Requirement -> Copy every line that mentions the word "heading".

★ ★ ★

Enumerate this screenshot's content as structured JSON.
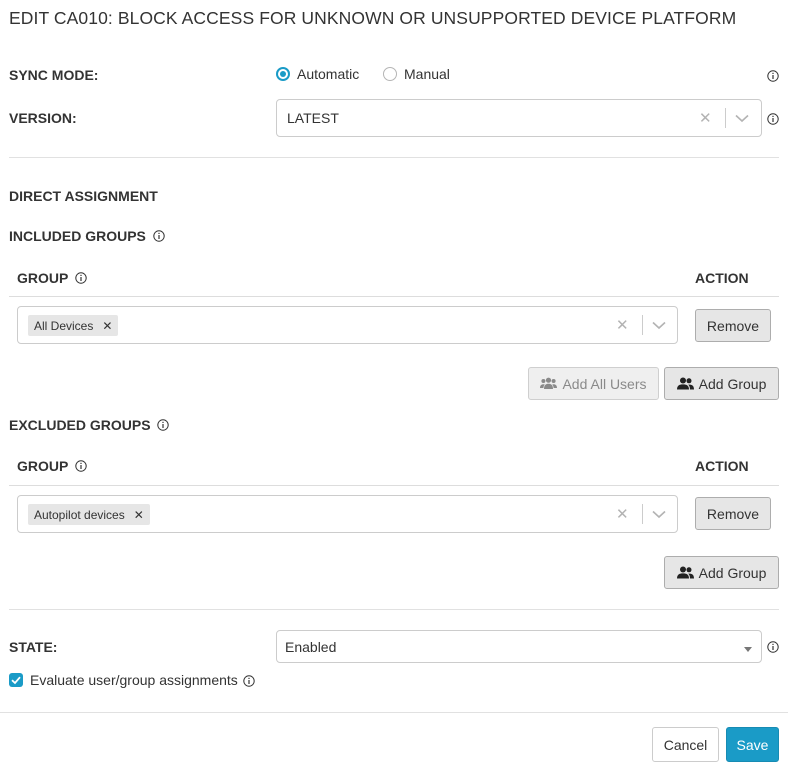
{
  "dialog": {
    "title": "EDIT CA010: BLOCK ACCESS FOR UNKNOWN OR UNSUPPORTED DEVICE PLATFORM"
  },
  "sync_mode": {
    "label": "SYNC MODE:",
    "options": [
      "Automatic",
      "Manual"
    ],
    "selected": "Automatic"
  },
  "version": {
    "label": "VERSION:",
    "value": "LATEST"
  },
  "direct_assignment": {
    "heading": "DIRECT ASSIGNMENT"
  },
  "included": {
    "heading": "INCLUDED GROUPS",
    "col_group": "GROUP",
    "col_action": "ACTION",
    "tags": [
      "All Devices"
    ],
    "remove_label": "Remove",
    "add_all_users_label": "Add All Users",
    "add_group_label": "Add Group"
  },
  "excluded": {
    "heading": "EXCLUDED GROUPS",
    "col_group": "GROUP",
    "col_action": "ACTION",
    "tags": [
      "Autopilot devices"
    ],
    "remove_label": "Remove",
    "add_group_label": "Add Group"
  },
  "state": {
    "label": "STATE:",
    "value": "Enabled"
  },
  "evaluate": {
    "label": "Evaluate user/group assignments",
    "checked": true
  },
  "footer": {
    "cancel_label": "Cancel",
    "save_label": "Save"
  },
  "colors": {
    "accent": "#1a9bc7",
    "button_gray": "#e6e6e6",
    "border": "#cccccc"
  }
}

★ ★ ★

Reply ->
    "heading": "DIRECT ASSIGNMENT"
    "heading": "INCLUDED GROUPS",
    "heading": "EXCLUDED GROUPS",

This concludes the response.